• _Brief_: Pictures stay out of your copy, but everything else in the records below must be repeated exactly.

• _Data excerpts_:
_____

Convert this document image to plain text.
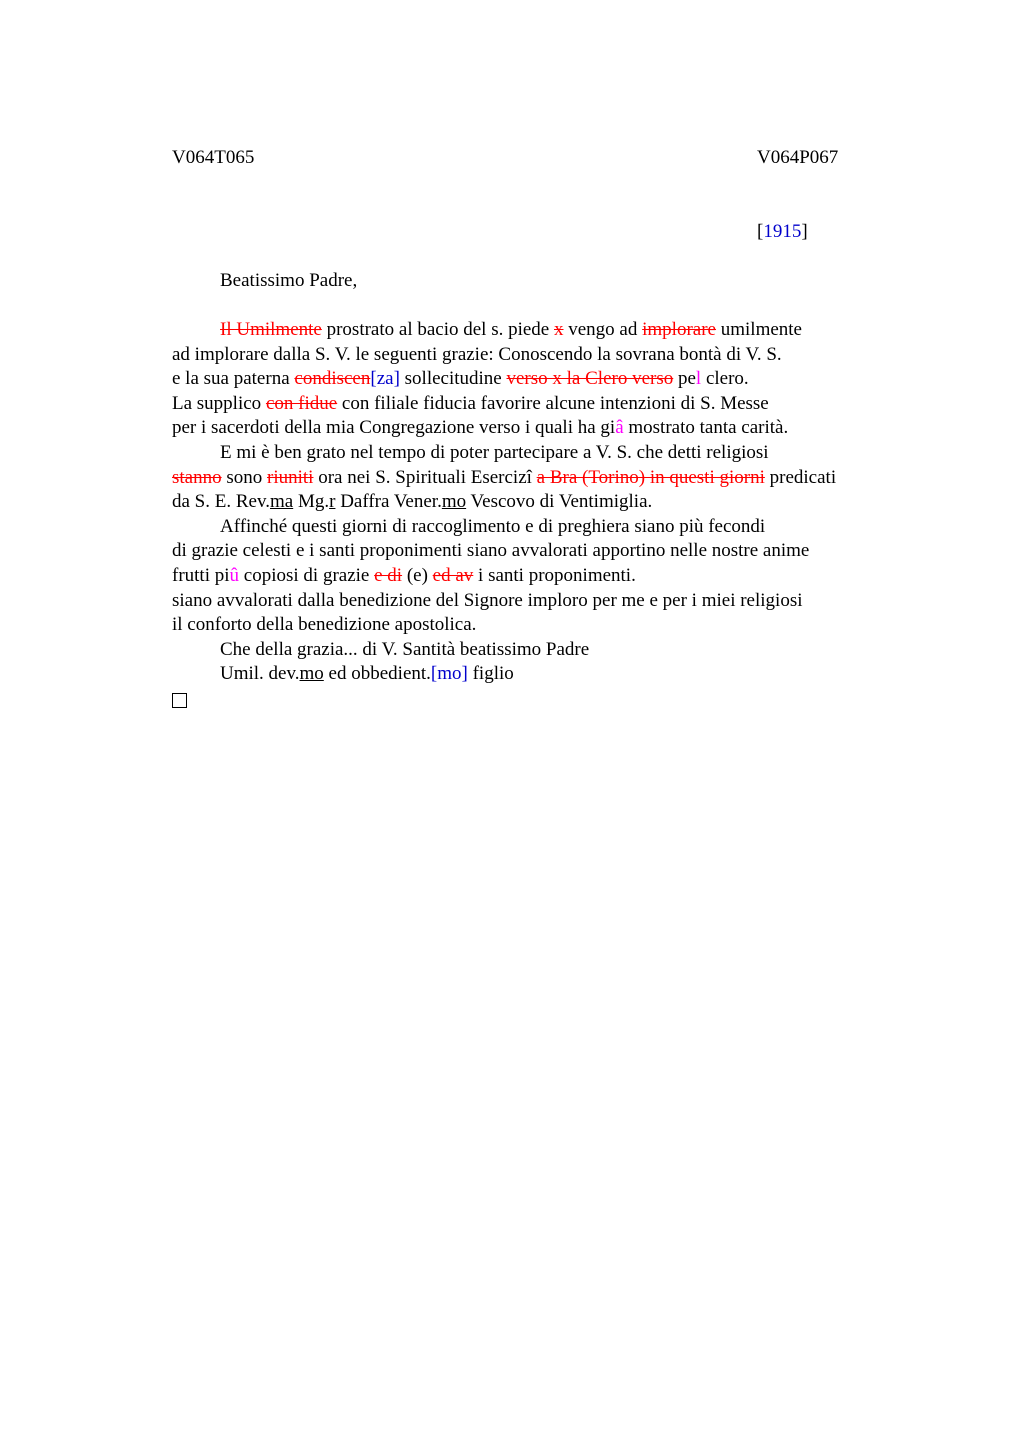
V064T065	V064P067
[1915]
Beatissimo Padre,
Il Umilmente prostrato al bacio del s. piede x vengo ad implorare umilmente
ad implorare dalla S. V. le seguenti grazie: Conoscendo la sovrana bontà di V. S.
e la sua paterna condiscen[za] sollecitudine verso x la Clero verso pel clero.
La supplico con fidue con filiale fiducia favorire alcune intenzioni di S. Messe
per i sacerdoti della mia Congregazione verso i quali ha giâ mostrato tanta carità.
E mi è ben grato nel tempo di poter partecipare a V. S. che detti religiosi
stanno sono riuniti ora nei S. Spirituali Esercizî a Bra (Torino) in questi giorni predicati
da S. E. Rev.ma Mg.r Daffra Vener.mo Vescovo di Ventimiglia.
Affinché questi giorni di raccoglimento e di preghiera siano più fecondi
di grazie celesti e i santi proponimenti siano avvalorati apportino nelle nostre anime
frutti piû copiosi di grazie e di (e) ed av i santi proponimenti.
siano avvalorati dalla benedizione del Signore imploro per me e per i miei religiosi
il conforto della benedizione apostolica.
Che della grazia... di V. Santità beatissimo Padre
Umil. dev.mo ed obbedient.[mo] figlio
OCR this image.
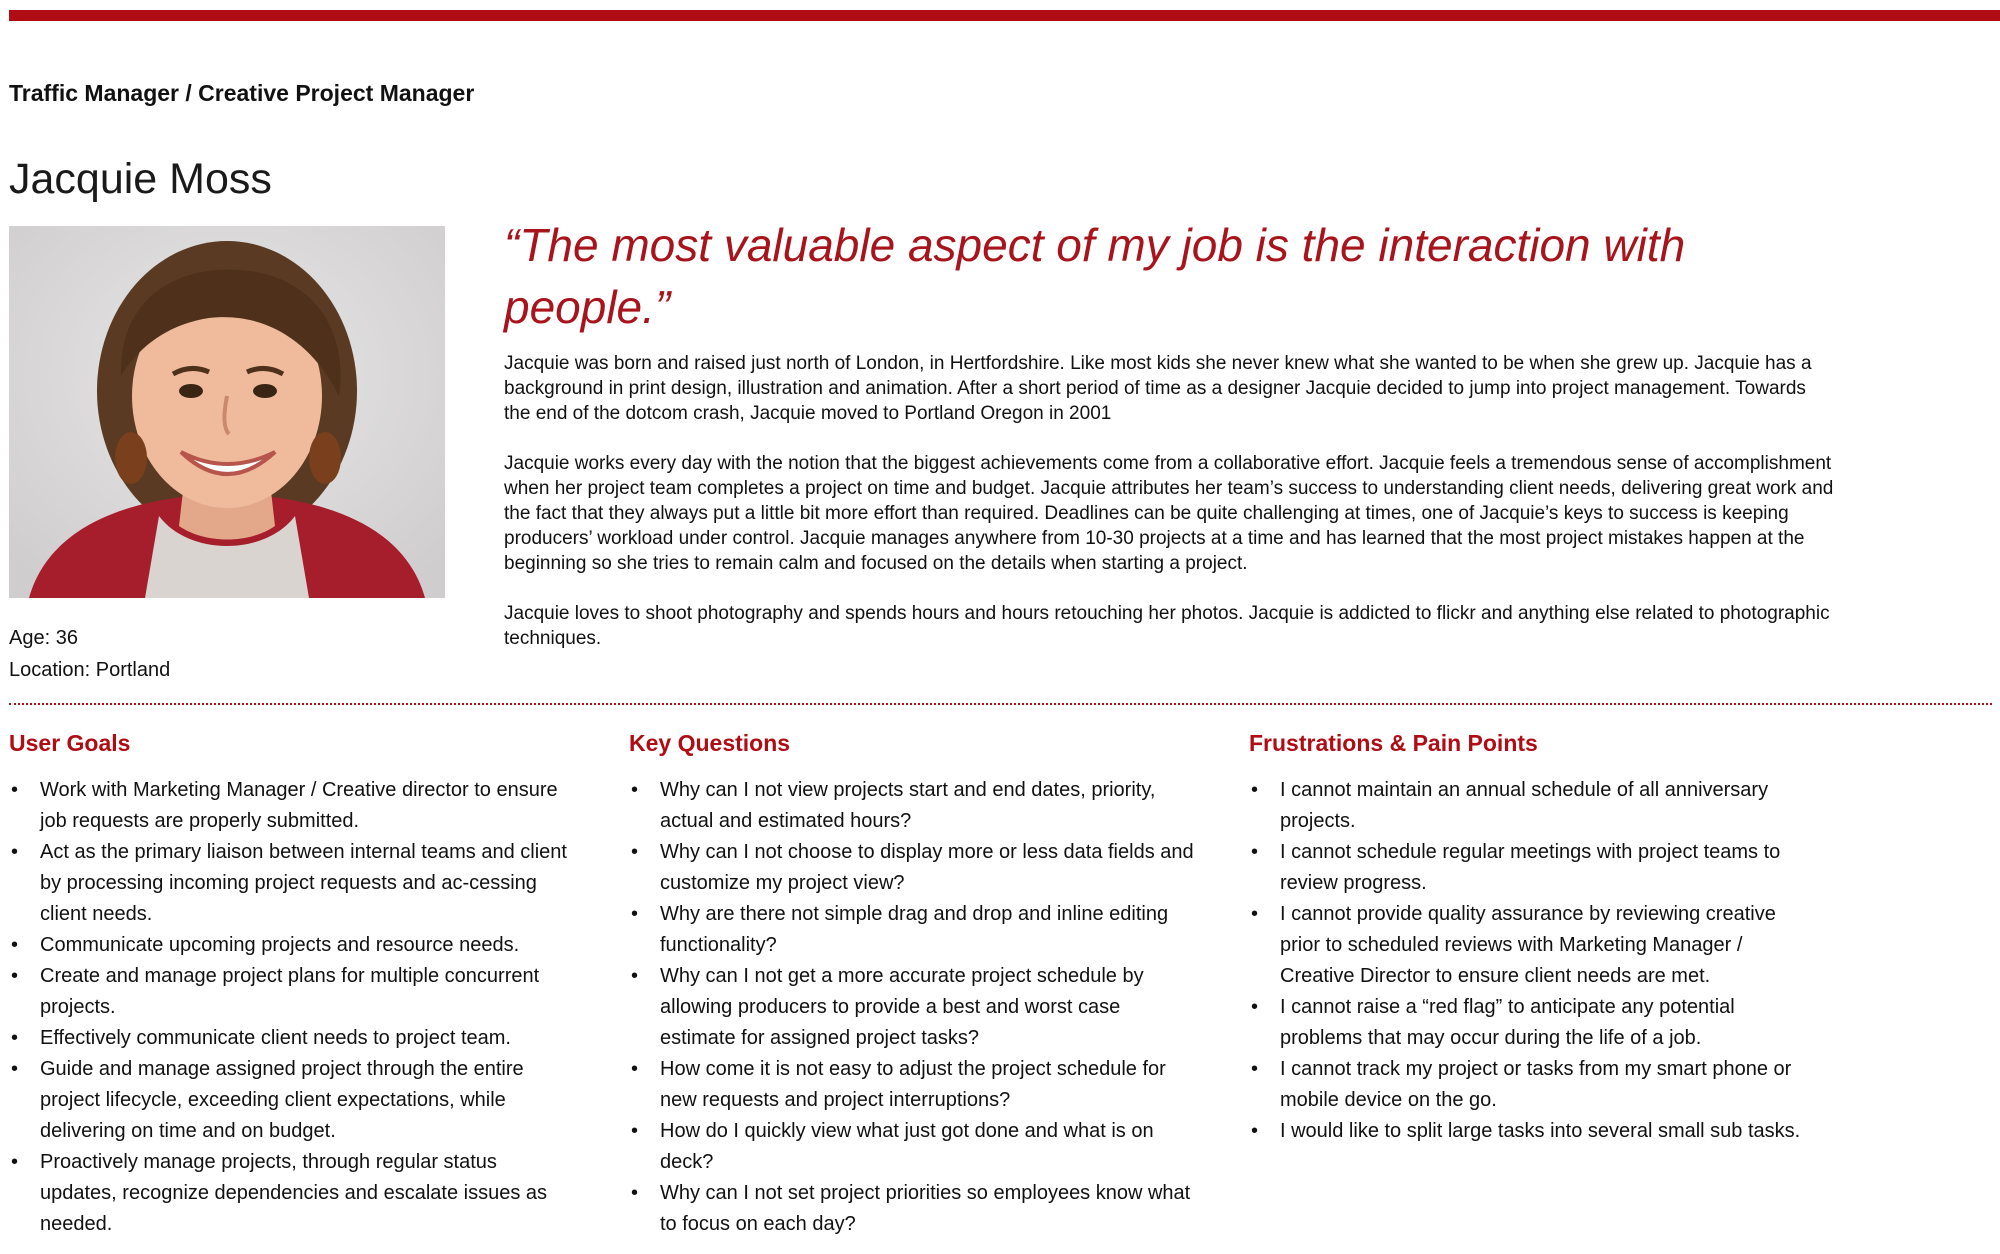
Traffic Manager / Creative Project Manager
Jacquie Moss
Age: 36
Location: Portland
“The most valuable aspect of my job is the interaction with people.”

Jacquie was born and raised just north of London, in Hertfordshire. Like most kids she never knew what she wanted to be when she grew up. Jacquie has a background in print design, illustration and animation. After a short period of time as a designer Jacquie decided to jump into project management. Towards the end of the dotcom crash, Jacquie moved to Portland Oregon in 2001

Jacquie works every day with the notion that the biggest achievements come from a collaborative effort. Jacquie feels a tremendous sense of accomplishment when her project team completes a project on time and budget. Jacquie attributes her team’s success to understanding client needs, delivering great work and the fact that they always put a little bit more effort than required. Deadlines can be quite challenging at times, one of Jacquie’s keys to success is keeping producers’ workload under control. Jacquie manages anywhere from 10-30 projects at a time and has learned that the most project mistakes happen at the beginning so she tries to remain calm and focused on the details when starting a project.

Jacquie loves to shoot photography and spends hours and hours retouching her photos. Jacquie is addicted to flickr and anything else related to photographic techniques.

User Goals
• Work with Marketing Manager / Creative director to ensure job requests are properly submitted.
• Act as the primary liaison between internal teams and client by processing incoming project requests and ac-cessing client needs.
• Communicate upcoming projects and resource needs.
• Create and manage project plans for multiple concurrent projects.
• Effectively communicate client needs to project team.
• Guide and manage assigned project through the entire project lifecycle, exceeding client expectations, while delivering on time and on budget.
• Proactively manage projects, through regular status updates, recognize dependencies and escalate issues as needed.
Key Questions
• Why can I not view projects start and end dates, priority, actual and estimated hours?
• Why can I not choose to display more or less data fields and customize my project view?
• Why are there not simple drag and drop and inline editing functionality?
• Why can I not get a more accurate project schedule by allowing producers to provide a best and worst case estimate for assigned project tasks?
• How come it is not easy to adjust the project schedule for new requests and project interruptions?
• How do I quickly view what just got done and what is on deck?
• Why can I not set project priorities so employees know what to focus on each day?
Frustrations & Pain Points
• I cannot maintain an annual schedule of all anniversary projects.
• I cannot schedule regular meetings with project teams to review progress.
• I cannot provide quality assurance by reviewing creative prior to scheduled reviews with Marketing Manager / Creative Director to ensure client needs are met.
• I cannot raise a “red flag” to anticipate any potential problems that may occur during the life of a job.
• I cannot track my project or tasks from my smart phone or mobile device on the go.
• I would like to split large tasks into several small sub tasks.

_____

• _Result of the task_:
Convert this document image to plain text.
V064T065	V064P067
[1915]
Beatissimo Padre,
Il Umilmente prostrato al bacio del s. piede x vengo ad implorare umilmente
ad implorare dalla S. V. le seguenti grazie: Conoscendo la sovrana bontà di V. S.
e la sua paterna condiscen[za] sollecitudine verso x la Clero verso pel clero.
La supplico con fidue con filiale fiducia favorire alcune intenzioni di S. Messe
per i sacerdoti della mia Congregazione verso i quali ha giâ mostrato tanta carità.
E mi è ben grato nel tempo di poter partecipare a V. S. che detti religiosi
stanno sono riuniti ora nei S. Spirituali Esercizî a Bra (Torino) in questi giorni predicati
da S. E. Rev.ma Mg.r Daffra Vener.mo Vescovo di Ventimiglia.
Affinché questi giorni di raccoglimento e di preghiera siano più fecondi
di grazie celesti e i santi proponimenti siano avvalorati apportino nelle nostre anime
frutti piû copiosi di grazie e di (e) ed av i santi proponimenti.
siano avvalorati dalla benedizione del Signore imploro per me e per i miei religiosi
il conforto della benedizione apostolica.
Che della grazia... di V. Santità beatissimo Padre
Umil. dev.mo ed obbedient.[mo] figlio
OCR this image.
Traffic Manager / Creative Project Manager
Jacquie Moss
Age: 36
Location: Portland
“The most valuable aspect of my job is the interaction with people.”

Jacquie was born and raised just north of London, in Hertfordshire. Like most kids she never knew what she wanted to be when she grew up. Jacquie has a background in print design, illustration and animation. After a short period of time as a designer Jacquie decided to jump into project management. Towards the end of the dotcom crash, Jacquie moved to Portland Oregon in 2001

Jacquie works every day with the notion that the biggest achievements come from a collaborative effort. Jacquie feels a tremendous sense of accomplishment when her project team completes a project on time and budget. Jacquie attributes her team’s success to understanding client needs, delivering great work and the fact that they always put a little bit more effort than required. Deadlines can be quite challenging at times, one of Jacquie’s keys to success is keeping producers’ workload under control. Jacquie manages anywhere from 10-30 projects at a time and has learned that the most project mistakes happen at the beginning so she tries to remain calm and focused on the details when starting a project.

Jacquie loves to shoot photography and spends hours and hours retouching her photos. Jacquie is addicted to flickr and anything else related to photographic techniques.

User Goals
• Work with Marketing Manager / Creative director to ensure job requests are properly submitted.
• Act as the primary liaison between internal teams and client by processing incoming project requests and ac-cessing client needs.
• Communicate upcoming projects and resource needs.
• Create and manage project plans for multiple concurrent projects.
• Effectively communicate client needs to project team.
• Guide and manage assigned project through the entire project lifecycle, exceeding client expectations, while delivering on time and on budget.
• Proactively manage projects, through regular status updates, recognize dependencies and escalate issues as needed.
Key Questions
• Why can I not view projects start and end dates, priority, actual and estimated hours?
• Why can I not choose to display more or less data fields and customize my project view?
• Why are there not simple drag and drop and inline editing functionality?
• Why can I not get a more accurate project schedule by allowing producers to provide a best and worst case estimate for assigned project tasks?
• How come it is not easy to adjust the project schedule for new requests and project interruptions?
• How do I quickly view what just got done and what is on deck?
• Why can I not set project priorities so employees know what to focus on each day?
Frustrations & Pain Points
• I cannot maintain an annual schedule of all anniversary projects.
• I cannot schedule regular meetings with project teams to review progress.
• I cannot provide quality assurance by reviewing creative prior to scheduled reviews with Marketing Manager / Creative Director to ensure client needs are met.
• I cannot raise a “red flag” to anticipate any potential problems that may occur during the life of a job.
• I cannot track my project or tasks from my smart phone or mobile device on the go.
• I would like to split large tasks into several small sub tasks.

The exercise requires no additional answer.